* WHAT IS NEEDED: Omit the pictures, then write out every entry exactly as it reads.

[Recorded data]
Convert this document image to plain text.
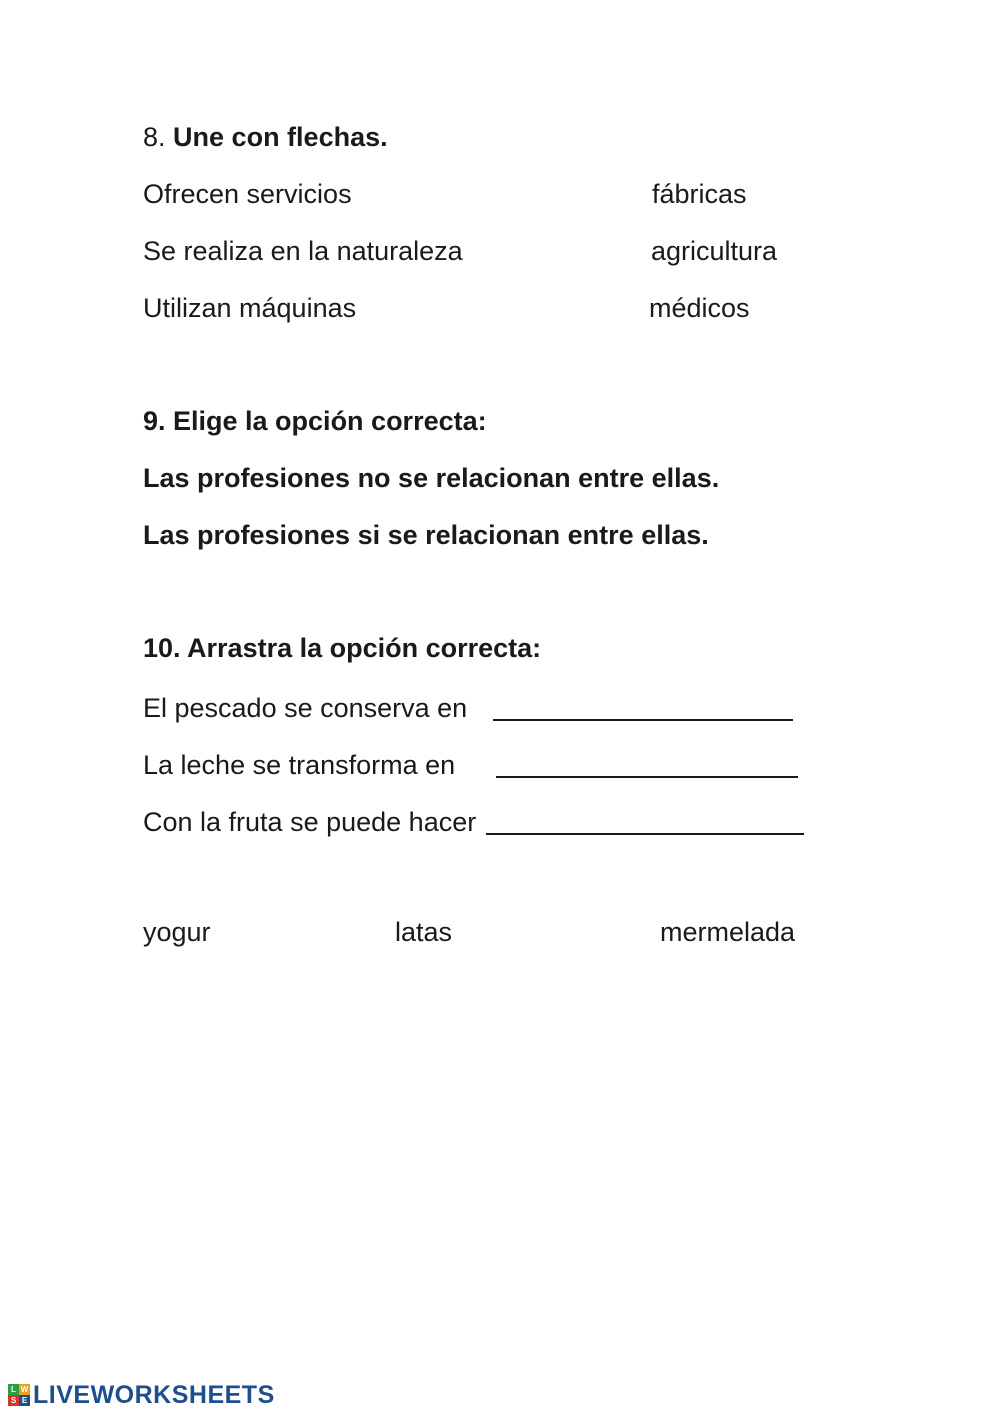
8. Une con flechas.
Ofrecen servicios
Se realiza en la naturaleza
Utilizan máquinas
fábricas
agricultura
médicos
9. Elige la opción correcta:
Las profesiones no se relacionan entre ellas.
Las profesiones si se relacionan entre ellas.
10. Arrastra la opción correcta:
El pescado se conserva en
La leche se transforma en
Con la fruta se puede hacer
yogur	latas	mermelada
L W
S E LIVEWORKSHEETS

* THE ANSWER:
Convert this document image to plain text.
8. Une con flechas.
Ofrecen servicios
Se realiza en la naturaleza
Utilizan máquinas
fábricas
agricultura
médicos
9. Elige la opción correcta:
Las profesiones no se relacionan entre ellas.
Las profesiones si se relacionan entre ellas.
10. Arrastra la opción correcta:
El pescado se conserva en
La leche se transforma en
Con la fruta se puede hacer
yogur	latas	mermelada
L W
S E LIVEWORKSHEETS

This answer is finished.